— EXERCISE DETAILS —
State the number of lines that include the string "scales", and write nothing else.

[Data entries]
◆ ◆ ◆ ◆ ◆

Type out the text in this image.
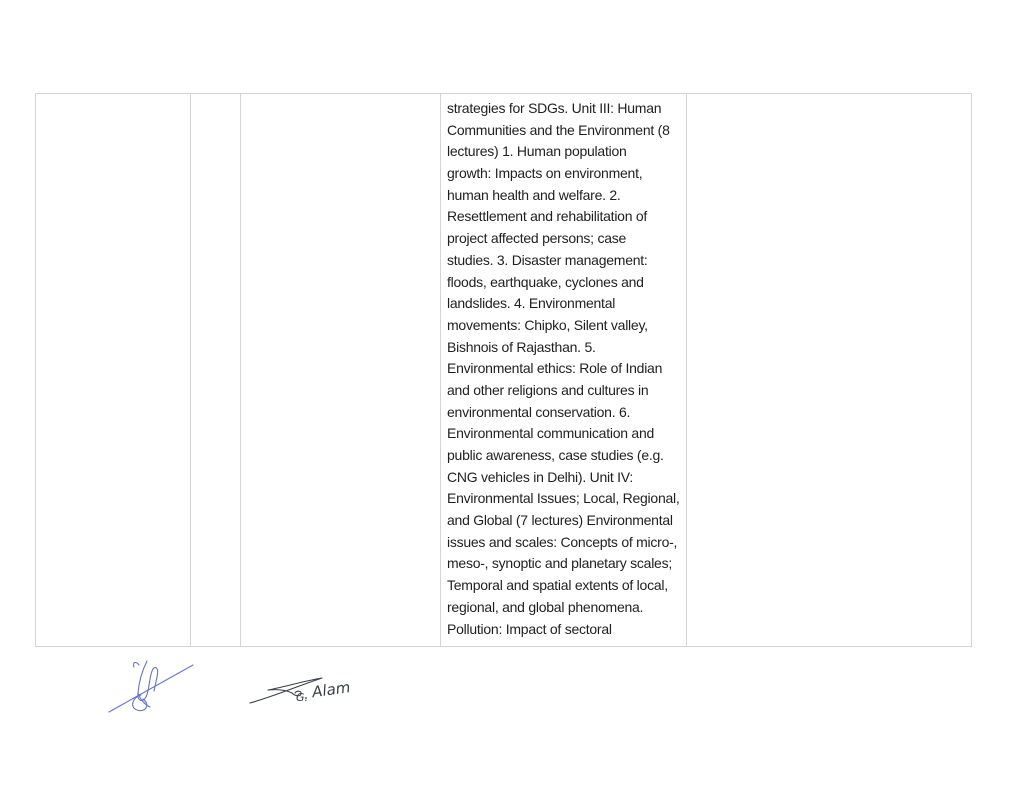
strategies for SDGs. Unit III: Human
Communities and the Environment (8
lectures) 1. Human population
growth: Impacts on environment,
human health and welfare. 2.
Resettlement and rehabilitation of
project affected persons; case
studies. 3. Disaster management:
floods, earthquake, cyclones and
landslides. 4. Environmental
movements: Chipko, Silent valley,
Bishnois of Rajasthan. 5.
Environmental ethics: Role of Indian
and other religions and cultures in
environmental conservation. 6.
Environmental communication and
public awareness, case studies (e.g.
CNG vehicles in Delhi). Unit IV:
Environmental Issues; Local, Regional,
and Global (7 lectures) Environmental
issues and scales: Concepts of micro-,
meso-, synoptic and planetary scales;
Temporal and spatial extents of local,
regional, and global phenomena.
Pollution: Impact of sectoral
G. Alam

◆ ◆ ◆ ◆ ◆

— RESPONSE BELOW —
2